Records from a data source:
============================================================

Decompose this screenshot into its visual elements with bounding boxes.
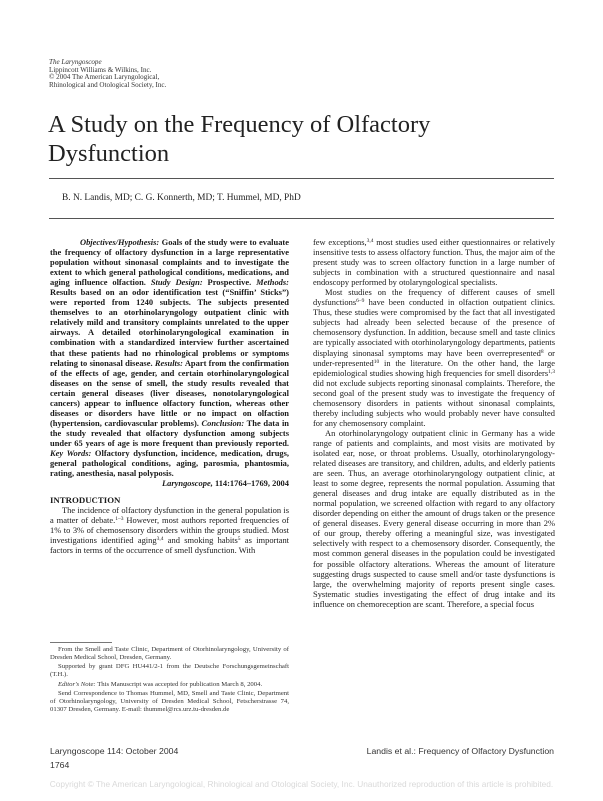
abstract-results-text: Apart from the confirmation of the effects of age, gender, and certain otorhinolaryngological diseases on the sense of smell, the study results revealed that certain general diseases (liver diseases, nonotolaryngological cancers) appear to influence olfactory function, whereas other diseases or disorders have little or no impact on olfaction (hypertension, cardiovascular problems).	[50, 357, 289, 428]
right-text: Most studies on the frequency of different causes of smell dysfunctions	[313, 287, 555, 308]
footer-journal: Laryngoscope 114: October 2004	[50, 746, 179, 756]
footnote-affiliation: From the Smell and Taste Clinic, Department of Otorhinolaryngology, University of Dresden Medical School, Dresden, Germany.	[50, 646, 289, 661]
footnote-correspondence: Send Correspondence to Thomas Hummel, MD, Smell and Taste Clinic, Department of Otorhinolaryngology, University of Dresden Medical School, Fetscherstrasse 74, 01307 Dresden, Germany. E-mail: thummel@rcs.urz.tu-dresden.de	[50, 690, 289, 713]
citation	[50, 478, 289, 488]
reference-superscript: 1,3	[548, 368, 555, 375]
reference-superscript: 10	[373, 358, 380, 365]
article-title	[48, 110, 568, 168]
reference-superscript: 6–9	[356, 298, 365, 305]
copyright-line-2: Rhinological and Otological Society, Inc.	[49, 80, 167, 89]
abstract-objectives-label: Objectives/Hypothesis:	[80, 237, 160, 247]
journal-header	[49, 59, 166, 89]
title-rule-bottom	[49, 218, 554, 219]
abstract-keywords-text: Olfactory dysfunction, incidence, medication, drugs, general pathological conditions, aging, parosmia, phantosmia, rating, anesthesia, nasal polyposis.	[50, 447, 290, 479]
right-text: few exceptions,	[313, 237, 367, 247]
abstract-conclusion-text: The data in the study revealed that olfactory dysfunction among subjects under 65 years of age is more frequent than previously reported.	[50, 417, 289, 448]
title-rule-top	[49, 178, 554, 179]
left-column	[50, 237, 289, 555]
right-column	[313, 237, 555, 609]
right-paragraph-1	[313, 287, 555, 428]
right-text: most studies used either questionnaires or relatively insensitive tests to assess olfactory function. Thus, the major aim of the present study was to screen olfactory function in a large number of subjects in combination with a structured questionnaire and nasal endoscopy performed by otolaryngological specialists.	[313, 237, 555, 288]
abstract-objectives-text: Goals of the study were to evaluate the frequency of olfactory dysfunction in a large representative population without sinonasal complaints and to investigate the extent to which general pathological conditions, medications, and aging influence olfaction.	[50, 237, 289, 288]
abstract-methods-label: Methods:	[256, 277, 289, 288]
abstract-design-label: Study Design:	[150, 277, 203, 288]
article-title-line-1: A Study on the Frequency of Olfactory	[48, 111, 431, 138]
editors-note-label: Editor's Note:	[58, 680, 96, 688]
journal-name: The Laryngoscope	[49, 58, 102, 66]
citation-ref: 114:1764–1769, 2004	[212, 478, 289, 489]
right-text: or under-represented	[313, 347, 555, 368]
reference-superscript: 3,4	[366, 238, 374, 244]
right-paragraph-0	[313, 237, 555, 287]
intro-paragraph	[50, 505, 289, 555]
right-text: did not exclude subjects reporting sinonasal complaints. Therefore, the second goal of the present study was to investigate the frequency of chemosensory disorders in patients without sinonasal complaints, thereby including subjects who would probably never have consulted for any chemosensory complaint.	[313, 377, 555, 428]
reference-superscript: 5	[237, 536, 241, 543]
abstract-keywords-label: Key Words:	[50, 447, 92, 458]
footnote-rule	[50, 642, 112, 643]
page-number: 1764	[50, 760, 70, 770]
abstract	[50, 237, 289, 478]
running-head: Landis et al.: Frequency of Olfactory Dysfunction	[366, 746, 554, 756]
footnote-editors-note	[50, 681, 289, 689]
article-title-line-2: Dysfunction	[48, 140, 170, 167]
copyright-line-1: © 2004 The American Laryngological,	[49, 73, 160, 82]
reference-superscript: 8	[540, 348, 544, 355]
abstract-results-label: Results:	[154, 357, 183, 368]
section-heading-introduction: INTRODUCTION	[50, 495, 121, 506]
reference-superscript: 1–3	[115, 516, 124, 523]
citation-journal: Laryngoscope,	[161, 478, 213, 489]
footnote-funding: Supported by grant DFG HU441/2-1 from the Deutsche Forschungsgemeinschaft (T.H.).	[50, 663, 289, 679]
intro-text-3: and smoking habits	[163, 535, 238, 546]
reference-superscript: 3,4	[156, 536, 164, 543]
abstract-methods-text: Results based on an odor identification test (“Sniffin’ Sticks”) were reported from 1240 subjects. The subjects presented themselves to an otorhinolaryngology outpatient clinic with relatively mild and transitory complaints unrelated to the upper airways. A detailed otorhinolaryngological examination in combination with a standardized interview further ascertained that these patients had no rhinological problems or symptoms relating to sinonasal disease.	[50, 287, 289, 368]
intro-text-1: The incidence of olfactory dysfunction in the general population is a matter of debate.	[50, 505, 289, 526]
right-paragraph-2: An otorhinolaryngology outpatient clinic in Germany has a wide range of patients and complaints, and most visits are motivated by isolated ear, nose, or throat problems. Usually, otorhinolaryngology-related diseases are transitory, and children, adults, and elderly patients are seen. Thus, an average otorhinolaryngology outpatient clinic, at least to some degree, represents the normal population. Assuming that general diseases and drug intake are equally distributed as in the normal population, we screened olfaction with regard to any olfactory disorder depending on either the amount of drugs taken or the presence of general diseases. Every general disease occurring in more than 2% of our group, thereby offering a meaningful size, was investigated selectively with respect to a chemosensory disorder. Consequently, the most common general diseases in the population could be investigated for possible olfactory alterations. Whereas the amount of literature suggesting drugs suspected to cause smell and/or taste dysfunctions is large, the overwhelming majority of reports present single cases. Systematic studies investigating the effect of drug intake and its influence on chemoreception are scant. Therefore, a special focus	[313, 427, 555, 609]
editors-note-text: This Manuscript was accepted for publication March 8, 2004.	[95, 680, 263, 688]
right-text: in the literature. On the other hand, the large epidemiological studies showing high frequencies for smell disorders	[313, 357, 555, 378]
intro-text-4: as important factors in terms of the occurrence of smell dysfunction. With	[50, 535, 290, 556]
publisher: Lippincott Williams & Wilkins, Inc.	[49, 65, 152, 74]
abstract-design-text: Prospective.	[202, 277, 257, 288]
authors: B. N. Landis, MD; C. G. Konnerth, MD; T. Hummel, MD, PhD	[62, 193, 301, 203]
intro-text-2: However, most authors reported frequencies of 1% to 3% of chemosensory disorders within the groups studied. Most investigations identified aging	[50, 515, 290, 546]
right-text: have been conducted in olfaction outpatient clinics. Thus, these studies were compromised by the fact that all investigated subjects had already been selected because of the presence of chemosensory dysfunction. In addition, because smell and taste clinics are typically associated with otorhinolaryngology departments, patients displaying sinonasal symptoms may have been overrepresented	[313, 297, 555, 358]
footnotes	[50, 646, 289, 715]
abstract-conclusion-label: Conclusion:	[201, 417, 245, 428]
copyright-watermark: Copyright © The American Laryngological, Rhinological and Otological Society, Inc. Unauthorized reproduction of this article is prohibited.	[49, 779, 554, 789]
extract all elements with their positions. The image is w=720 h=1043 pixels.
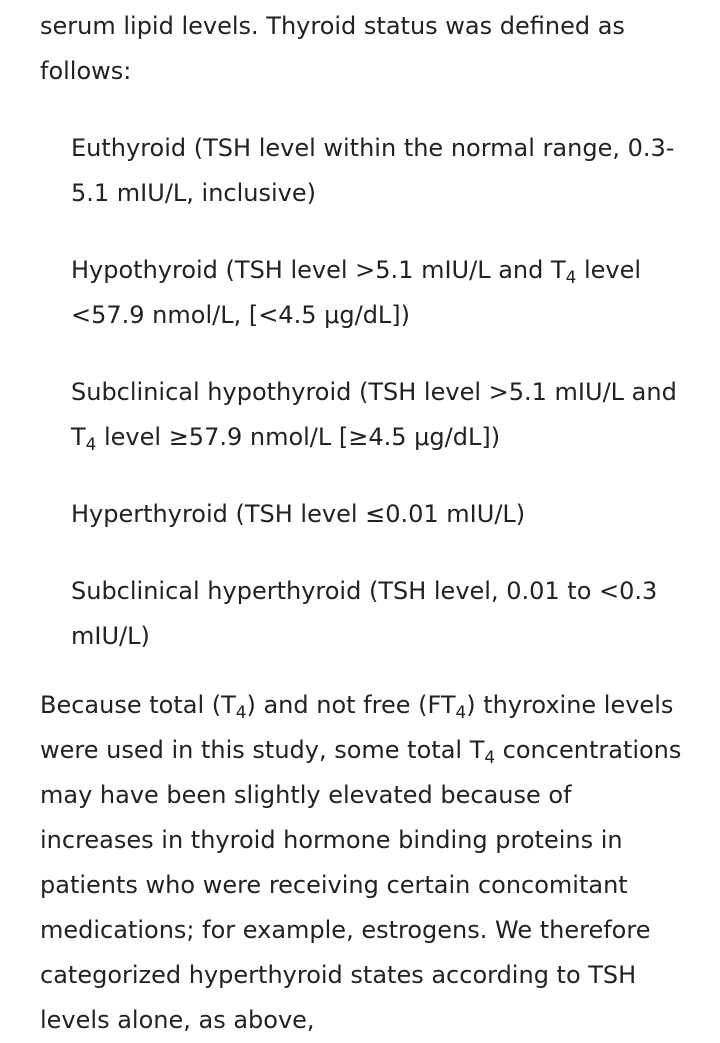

============================================================

WORK ORDER: The records above are to be restated word for word, excluding all pictures.

EXERCISE OUTPUT:
Decompose this screenshot into its visual elements with bounding boxes.
abstract-results-text: Apart from the confirmation of the effects of age, gender, and certain otorhinolaryngological diseases on the sense of smell, the study results revealed that certain general diseases (liver diseases, nonotolaryngological cancers) appear to influence olfactory function, whereas other diseases or disorders have little or no impact on olfaction (hypertension, cardiovascular problems).	[50, 357, 289, 428]
right-text: Most studies on the frequency of different causes of smell dysfunctions	[313, 287, 555, 308]
footer-journal: Laryngoscope 114: October 2004	[50, 746, 179, 756]
footnote-affiliation: From the Smell and Taste Clinic, Department of Otorhinolaryngology, University of Dresden Medical School, Dresden, Germany.	[50, 646, 289, 661]
footnote-correspondence: Send Correspondence to Thomas Hummel, MD, Smell and Taste Clinic, Department of Otorhinolaryngology, University of Dresden Medical School, Fetscherstrasse 74, 01307 Dresden, Germany. E-mail: thummel@rcs.urz.tu-dresden.de	[50, 690, 289, 713]
citation	[50, 478, 289, 488]
reference-superscript: 1,3	[548, 368, 555, 375]
reference-superscript: 10	[373, 358, 380, 365]
article-title	[48, 110, 568, 168]
reference-superscript: 6–9	[356, 298, 365, 305]
copyright-line-2: Rhinological and Otological Society, Inc.	[49, 80, 167, 89]
abstract-objectives-label: Objectives/Hypothesis:	[80, 237, 160, 247]
journal-header	[49, 59, 166, 89]
title-rule-bottom	[49, 218, 554, 219]
abstract-keywords-text: Olfactory dysfunction, incidence, medication, drugs, general pathological conditions, aging, parosmia, phantosmia, rating, anesthesia, nasal polyposis.	[50, 447, 290, 479]
right-text: few exceptions,	[313, 237, 367, 247]
abstract-conclusion-text: The data in the study revealed that olfactory dysfunction among subjects under 65 years of age is more frequent than previously reported.	[50, 417, 289, 448]
title-rule-top	[49, 178, 554, 179]
left-column	[50, 237, 289, 555]
right-column	[313, 237, 555, 609]
right-paragraph-1	[313, 287, 555, 428]
right-text: most studies used either questionnaires or relatively insensitive tests to assess olfactory function. Thus, the major aim of the present study was to screen olfactory function in a large number of subjects in combination with a structured questionnaire and nasal endoscopy performed by otolaryngological specialists.	[313, 237, 555, 288]
abstract-objectives-text: Goals of the study were to evaluate the frequency of olfactory dysfunction in a large representative population without sinonasal complaints and to investigate the extent to which general pathological conditions, medications, and aging influence olfaction.	[50, 237, 289, 288]
abstract-methods-label: Methods:	[256, 277, 289, 288]
abstract-design-label: Study Design:	[150, 277, 203, 288]
article-title-line-1: A Study on the Frequency of Olfactory	[48, 111, 431, 138]
editors-note-label: Editor's Note:	[58, 680, 96, 688]
journal-name: The Laryngoscope	[49, 58, 102, 66]
citation-ref: 114:1764–1769, 2004	[212, 478, 289, 489]
right-text: or under-represented	[313, 347, 555, 368]
reference-superscript: 3,4	[366, 238, 374, 244]
right-paragraph-0	[313, 237, 555, 287]
intro-paragraph	[50, 505, 289, 555]
right-text: did not exclude subjects reporting sinonasal complaints. Therefore, the second goal of the present study was to investigate the frequency of chemosensory disorders in patients without sinonasal complaints, thereby including subjects who would probably never have consulted for any chemosensory complaint.	[313, 377, 555, 428]
reference-superscript: 5	[237, 536, 241, 543]
abstract-keywords-label: Key Words:	[50, 447, 92, 458]
footnote-rule	[50, 642, 112, 643]
page-number: 1764	[50, 760, 70, 770]
abstract	[50, 237, 289, 478]
running-head: Landis et al.: Frequency of Olfactory Dysfunction	[366, 746, 554, 756]
footnote-editors-note	[50, 681, 289, 689]
article-title-line-2: Dysfunction	[48, 140, 170, 167]
copyright-line-1: © 2004 The American Laryngological,	[49, 73, 160, 82]
reference-superscript: 8	[540, 348, 544, 355]
abstract-results-label: Results:	[154, 357, 183, 368]
section-heading-introduction: INTRODUCTION	[50, 495, 121, 506]
reference-superscript: 1–3	[115, 516, 124, 523]
citation-journal: Laryngoscope,	[161, 478, 213, 489]
footnote-funding: Supported by grant DFG HU441/2-1 from the Deutsche Forschungsgemeinschaft (T.H.).	[50, 663, 289, 679]
intro-text-3: and smoking habits	[163, 535, 238, 546]
reference-superscript: 3,4	[156, 536, 164, 543]
abstract-methods-text: Results based on an odor identification test (“Sniffin’ Sticks”) were reported from 1240 subjects. The subjects presented themselves to an otorhinolaryngology outpatient clinic with relatively mild and transitory complaints unrelated to the upper airways. A detailed otorhinolaryngological examination in combination with a standardized interview further ascertained that these patients had no rhinological problems or symptoms relating to sinonasal disease.	[50, 287, 289, 368]
intro-text-1: The incidence of olfactory dysfunction in the general population is a matter of debate.	[50, 505, 289, 526]
right-paragraph-2: An otorhinolaryngology outpatient clinic in Germany has a wide range of patients and complaints, and most visits are motivated by isolated ear, nose, or throat problems. Usually, otorhinolaryngology-related diseases are transitory, and children, adults, and elderly patients are seen. Thus, an average otorhinolaryngology outpatient clinic, at least to some degree, represents the normal population. Assuming that general diseases and drug intake are equally distributed as in the normal population, we screened olfaction with regard to any olfactory disorder depending on either the amount of drugs taken or the presence of general diseases. Every general disease occurring in more than 2% of our group, thereby offering a meaningful size, was investigated selectively with respect to a chemosensory disorder. Consequently, the most common general diseases in the population could be investigated for possible olfactory alterations. Whereas the amount of literature suggesting drugs suspected to cause smell and/or taste dysfunctions is large, the overwhelming majority of reports present single cases. Systematic studies investigating the effect of drug intake and its influence on chemoreception are scant. Therefore, a special focus	[313, 427, 555, 609]
editors-note-text: This Manuscript was accepted for publication March 8, 2004.	[95, 680, 263, 688]
right-text: in the literature. On the other hand, the large epidemiological studies showing high frequencies for smell disorders	[313, 357, 555, 378]
intro-text-4: as important factors in terms of the occurrence of smell dysfunction. With	[50, 535, 290, 556]
publisher: Lippincott Williams & Wilkins, Inc.	[49, 65, 152, 74]
abstract-design-text: Prospective.	[202, 277, 257, 288]
authors: B. N. Landis, MD; C. G. Konnerth, MD; T. Hummel, MD, PhD	[62, 193, 301, 203]
intro-text-2: However, most authors reported frequencies of 1% to 3% of chemosensory disorders within the groups studied. Most investigations identified aging	[50, 515, 290, 546]
right-text: have been conducted in olfaction outpatient clinics. Thus, these studies were compromised by the fact that all investigated subjects had already been selected because of the presence of chemosensory dysfunction. In addition, because smell and taste clinics are typically associated with otorhinolaryngology departments, patients displaying sinonasal symptoms may have been overrepresented	[313, 297, 555, 358]
footnotes	[50, 646, 289, 715]
abstract-conclusion-label: Conclusion:	[201, 417, 245, 428]
copyright-watermark: Copyright © The American Laryngological, Rhinological and Otological Society, Inc. Unauthorized reproduction of this article is prohibited.	[49, 779, 554, 789]
extract all elements with their positions. The image is w=720 h=1043 pixels.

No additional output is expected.